═══ Record set

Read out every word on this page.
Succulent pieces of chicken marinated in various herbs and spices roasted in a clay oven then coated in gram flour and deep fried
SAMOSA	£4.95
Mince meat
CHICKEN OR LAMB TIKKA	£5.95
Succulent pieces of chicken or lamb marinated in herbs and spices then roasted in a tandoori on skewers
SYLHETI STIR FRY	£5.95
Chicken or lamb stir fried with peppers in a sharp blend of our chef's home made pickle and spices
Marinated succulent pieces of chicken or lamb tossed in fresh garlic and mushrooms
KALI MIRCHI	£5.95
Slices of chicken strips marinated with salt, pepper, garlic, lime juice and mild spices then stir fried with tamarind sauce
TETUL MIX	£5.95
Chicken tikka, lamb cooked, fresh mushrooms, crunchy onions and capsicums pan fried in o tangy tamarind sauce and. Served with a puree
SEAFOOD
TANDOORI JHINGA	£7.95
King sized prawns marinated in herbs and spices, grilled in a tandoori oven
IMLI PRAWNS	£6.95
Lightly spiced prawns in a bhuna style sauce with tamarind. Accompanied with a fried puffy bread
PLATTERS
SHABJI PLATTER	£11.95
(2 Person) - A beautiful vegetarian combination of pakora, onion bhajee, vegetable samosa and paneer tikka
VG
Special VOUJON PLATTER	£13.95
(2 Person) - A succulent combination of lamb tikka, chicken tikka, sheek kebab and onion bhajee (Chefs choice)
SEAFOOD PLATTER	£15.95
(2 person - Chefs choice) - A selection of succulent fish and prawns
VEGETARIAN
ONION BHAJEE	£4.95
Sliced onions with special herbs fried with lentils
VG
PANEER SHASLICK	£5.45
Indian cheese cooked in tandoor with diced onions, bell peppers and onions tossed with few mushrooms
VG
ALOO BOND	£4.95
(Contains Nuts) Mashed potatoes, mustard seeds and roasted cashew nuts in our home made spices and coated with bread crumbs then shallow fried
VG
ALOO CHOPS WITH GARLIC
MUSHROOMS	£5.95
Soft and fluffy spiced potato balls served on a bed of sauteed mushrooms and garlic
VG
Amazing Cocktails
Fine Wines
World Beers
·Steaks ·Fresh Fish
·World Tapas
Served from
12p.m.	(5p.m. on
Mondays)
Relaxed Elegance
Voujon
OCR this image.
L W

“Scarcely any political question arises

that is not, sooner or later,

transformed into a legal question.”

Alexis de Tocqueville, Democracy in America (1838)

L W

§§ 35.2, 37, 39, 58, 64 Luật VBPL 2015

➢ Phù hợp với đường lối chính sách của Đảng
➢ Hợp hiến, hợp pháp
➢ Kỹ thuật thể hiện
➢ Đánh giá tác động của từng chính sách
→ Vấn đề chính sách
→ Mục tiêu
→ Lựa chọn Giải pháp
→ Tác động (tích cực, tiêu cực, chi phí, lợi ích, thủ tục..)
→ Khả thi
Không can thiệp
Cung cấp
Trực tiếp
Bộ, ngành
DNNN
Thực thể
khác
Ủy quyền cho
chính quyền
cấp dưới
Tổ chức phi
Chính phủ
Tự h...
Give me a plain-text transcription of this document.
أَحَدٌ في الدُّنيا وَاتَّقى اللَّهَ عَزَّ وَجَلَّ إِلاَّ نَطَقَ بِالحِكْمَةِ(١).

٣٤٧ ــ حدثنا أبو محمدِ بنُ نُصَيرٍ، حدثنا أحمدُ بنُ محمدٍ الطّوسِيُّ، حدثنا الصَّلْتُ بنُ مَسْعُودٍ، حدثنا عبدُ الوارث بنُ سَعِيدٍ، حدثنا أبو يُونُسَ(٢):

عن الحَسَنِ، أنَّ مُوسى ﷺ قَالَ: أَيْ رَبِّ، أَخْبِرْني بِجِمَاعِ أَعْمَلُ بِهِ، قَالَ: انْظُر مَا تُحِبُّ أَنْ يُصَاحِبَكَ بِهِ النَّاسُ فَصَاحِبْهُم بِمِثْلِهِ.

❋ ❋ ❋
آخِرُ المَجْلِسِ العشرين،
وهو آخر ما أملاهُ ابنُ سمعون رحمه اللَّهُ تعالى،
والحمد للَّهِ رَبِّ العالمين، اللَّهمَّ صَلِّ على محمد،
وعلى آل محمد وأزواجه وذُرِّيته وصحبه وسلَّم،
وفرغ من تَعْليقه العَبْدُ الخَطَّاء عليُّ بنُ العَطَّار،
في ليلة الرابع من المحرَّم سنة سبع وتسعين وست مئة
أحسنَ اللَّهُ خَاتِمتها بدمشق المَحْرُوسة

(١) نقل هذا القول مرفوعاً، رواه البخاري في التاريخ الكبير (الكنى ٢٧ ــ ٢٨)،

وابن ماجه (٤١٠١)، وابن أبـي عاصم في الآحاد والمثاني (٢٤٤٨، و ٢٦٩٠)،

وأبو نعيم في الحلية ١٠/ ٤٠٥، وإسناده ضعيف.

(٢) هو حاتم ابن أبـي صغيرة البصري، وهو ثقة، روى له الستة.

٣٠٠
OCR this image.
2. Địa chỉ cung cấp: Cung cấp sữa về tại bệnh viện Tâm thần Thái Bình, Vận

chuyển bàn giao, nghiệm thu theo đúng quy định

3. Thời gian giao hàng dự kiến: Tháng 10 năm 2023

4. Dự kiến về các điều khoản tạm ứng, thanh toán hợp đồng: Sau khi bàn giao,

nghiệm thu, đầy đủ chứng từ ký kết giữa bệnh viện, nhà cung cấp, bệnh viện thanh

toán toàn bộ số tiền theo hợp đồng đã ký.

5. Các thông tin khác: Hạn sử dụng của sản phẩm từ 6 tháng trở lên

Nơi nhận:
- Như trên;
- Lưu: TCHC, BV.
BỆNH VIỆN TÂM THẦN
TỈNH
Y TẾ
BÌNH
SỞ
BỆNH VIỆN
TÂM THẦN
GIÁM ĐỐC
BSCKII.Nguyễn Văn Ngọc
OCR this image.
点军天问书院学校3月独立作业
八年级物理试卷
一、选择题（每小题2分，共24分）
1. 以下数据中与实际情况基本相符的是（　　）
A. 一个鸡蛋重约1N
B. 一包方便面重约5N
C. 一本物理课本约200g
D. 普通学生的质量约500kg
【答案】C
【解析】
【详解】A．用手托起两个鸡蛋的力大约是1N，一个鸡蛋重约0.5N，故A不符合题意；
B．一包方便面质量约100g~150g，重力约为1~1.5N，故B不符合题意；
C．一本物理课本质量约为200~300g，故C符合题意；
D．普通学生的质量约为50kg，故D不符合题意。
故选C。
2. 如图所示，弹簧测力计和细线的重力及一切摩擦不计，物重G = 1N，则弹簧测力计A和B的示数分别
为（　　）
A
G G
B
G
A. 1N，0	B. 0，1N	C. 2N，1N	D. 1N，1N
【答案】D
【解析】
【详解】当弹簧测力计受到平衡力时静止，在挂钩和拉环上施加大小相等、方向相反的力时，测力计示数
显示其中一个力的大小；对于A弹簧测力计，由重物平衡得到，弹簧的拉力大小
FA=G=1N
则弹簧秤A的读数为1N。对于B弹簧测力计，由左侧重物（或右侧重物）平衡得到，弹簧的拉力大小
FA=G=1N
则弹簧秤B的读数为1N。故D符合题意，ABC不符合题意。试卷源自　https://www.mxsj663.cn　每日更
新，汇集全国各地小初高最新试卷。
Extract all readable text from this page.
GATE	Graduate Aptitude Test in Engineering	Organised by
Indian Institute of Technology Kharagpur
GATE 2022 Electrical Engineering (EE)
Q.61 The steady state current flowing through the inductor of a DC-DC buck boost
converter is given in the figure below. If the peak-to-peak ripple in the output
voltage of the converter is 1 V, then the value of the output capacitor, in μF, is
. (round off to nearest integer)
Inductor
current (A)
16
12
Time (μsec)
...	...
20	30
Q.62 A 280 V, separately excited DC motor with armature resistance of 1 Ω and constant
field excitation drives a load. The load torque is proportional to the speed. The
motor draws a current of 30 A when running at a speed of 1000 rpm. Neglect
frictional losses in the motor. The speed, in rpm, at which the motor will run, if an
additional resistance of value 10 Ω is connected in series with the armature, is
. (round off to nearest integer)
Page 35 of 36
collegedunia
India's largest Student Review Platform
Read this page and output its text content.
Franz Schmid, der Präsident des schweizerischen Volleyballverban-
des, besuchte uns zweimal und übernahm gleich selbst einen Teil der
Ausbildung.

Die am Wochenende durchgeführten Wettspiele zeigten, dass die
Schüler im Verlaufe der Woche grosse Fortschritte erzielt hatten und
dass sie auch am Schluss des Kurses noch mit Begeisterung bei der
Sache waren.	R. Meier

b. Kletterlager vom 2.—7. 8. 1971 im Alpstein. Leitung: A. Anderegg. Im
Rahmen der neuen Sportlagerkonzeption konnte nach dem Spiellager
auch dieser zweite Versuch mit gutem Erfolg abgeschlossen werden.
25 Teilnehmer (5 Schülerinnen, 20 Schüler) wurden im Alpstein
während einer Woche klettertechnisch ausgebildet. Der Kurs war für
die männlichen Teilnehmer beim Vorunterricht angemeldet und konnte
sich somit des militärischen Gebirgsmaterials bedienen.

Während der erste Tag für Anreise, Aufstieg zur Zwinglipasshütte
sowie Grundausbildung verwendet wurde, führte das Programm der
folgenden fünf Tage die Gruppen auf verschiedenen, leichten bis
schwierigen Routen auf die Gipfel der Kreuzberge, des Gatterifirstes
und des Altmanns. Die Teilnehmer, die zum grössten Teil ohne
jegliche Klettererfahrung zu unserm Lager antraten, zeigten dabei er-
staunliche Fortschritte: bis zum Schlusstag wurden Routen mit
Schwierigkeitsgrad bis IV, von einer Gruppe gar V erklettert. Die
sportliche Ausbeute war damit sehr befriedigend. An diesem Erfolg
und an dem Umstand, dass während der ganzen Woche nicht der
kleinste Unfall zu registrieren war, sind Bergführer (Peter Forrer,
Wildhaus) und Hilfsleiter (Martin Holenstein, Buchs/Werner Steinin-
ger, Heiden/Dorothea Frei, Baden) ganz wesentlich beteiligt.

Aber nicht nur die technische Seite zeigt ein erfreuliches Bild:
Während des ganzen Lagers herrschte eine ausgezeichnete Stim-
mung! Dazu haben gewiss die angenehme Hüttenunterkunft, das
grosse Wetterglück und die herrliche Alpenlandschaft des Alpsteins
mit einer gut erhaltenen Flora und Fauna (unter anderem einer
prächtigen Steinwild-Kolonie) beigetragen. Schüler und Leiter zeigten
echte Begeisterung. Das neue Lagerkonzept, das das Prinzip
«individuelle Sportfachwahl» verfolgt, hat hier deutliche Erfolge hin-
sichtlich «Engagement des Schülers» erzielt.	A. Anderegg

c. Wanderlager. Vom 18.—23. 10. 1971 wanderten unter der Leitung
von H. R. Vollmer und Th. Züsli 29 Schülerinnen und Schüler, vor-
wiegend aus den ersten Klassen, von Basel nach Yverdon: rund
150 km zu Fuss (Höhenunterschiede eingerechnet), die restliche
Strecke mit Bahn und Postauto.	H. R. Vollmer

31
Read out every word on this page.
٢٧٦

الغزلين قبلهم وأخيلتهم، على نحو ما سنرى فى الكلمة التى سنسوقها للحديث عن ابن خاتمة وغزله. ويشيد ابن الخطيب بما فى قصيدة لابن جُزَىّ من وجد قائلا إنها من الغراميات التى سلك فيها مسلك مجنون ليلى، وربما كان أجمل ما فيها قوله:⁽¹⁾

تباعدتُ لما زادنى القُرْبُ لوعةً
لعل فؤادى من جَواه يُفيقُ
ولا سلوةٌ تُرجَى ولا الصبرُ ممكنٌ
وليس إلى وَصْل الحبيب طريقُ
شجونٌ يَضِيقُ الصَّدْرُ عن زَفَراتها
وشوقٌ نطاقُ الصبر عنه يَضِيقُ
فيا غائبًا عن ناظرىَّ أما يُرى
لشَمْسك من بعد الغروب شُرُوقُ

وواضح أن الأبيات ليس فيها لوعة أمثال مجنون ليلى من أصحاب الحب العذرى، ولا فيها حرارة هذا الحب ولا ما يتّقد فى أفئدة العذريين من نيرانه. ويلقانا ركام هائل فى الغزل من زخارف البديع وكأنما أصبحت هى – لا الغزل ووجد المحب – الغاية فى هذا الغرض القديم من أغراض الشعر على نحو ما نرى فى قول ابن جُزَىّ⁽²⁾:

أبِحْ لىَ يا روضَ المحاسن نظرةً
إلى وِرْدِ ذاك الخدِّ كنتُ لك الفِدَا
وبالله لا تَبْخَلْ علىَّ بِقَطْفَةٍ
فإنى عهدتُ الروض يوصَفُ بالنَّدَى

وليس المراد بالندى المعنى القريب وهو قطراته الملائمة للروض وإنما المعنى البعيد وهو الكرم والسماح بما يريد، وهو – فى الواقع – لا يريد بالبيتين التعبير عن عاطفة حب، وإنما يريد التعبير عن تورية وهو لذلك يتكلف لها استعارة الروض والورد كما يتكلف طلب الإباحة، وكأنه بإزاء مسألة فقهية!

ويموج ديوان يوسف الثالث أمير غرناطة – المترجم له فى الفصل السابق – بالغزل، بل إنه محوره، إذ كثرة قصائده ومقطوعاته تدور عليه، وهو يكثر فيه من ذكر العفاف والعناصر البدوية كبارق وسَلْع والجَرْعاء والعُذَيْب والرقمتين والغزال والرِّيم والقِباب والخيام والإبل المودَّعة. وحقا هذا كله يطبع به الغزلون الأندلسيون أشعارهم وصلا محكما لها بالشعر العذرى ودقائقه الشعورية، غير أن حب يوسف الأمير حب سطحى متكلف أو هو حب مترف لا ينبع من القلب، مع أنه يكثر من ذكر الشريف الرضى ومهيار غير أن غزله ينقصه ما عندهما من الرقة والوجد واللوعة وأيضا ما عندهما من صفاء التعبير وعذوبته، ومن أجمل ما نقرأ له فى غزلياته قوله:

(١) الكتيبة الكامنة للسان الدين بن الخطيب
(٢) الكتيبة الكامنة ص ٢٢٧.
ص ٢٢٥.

══════

Check each line of the records for the word "spiced" and extract those that contain it.

Lightly spiced prawns in a bhuna style sauce with tamarind. Accompanied with a fried puffy bread
Soft and fluffy spiced potato balls served on a bed of sauteed mushrooms and garlic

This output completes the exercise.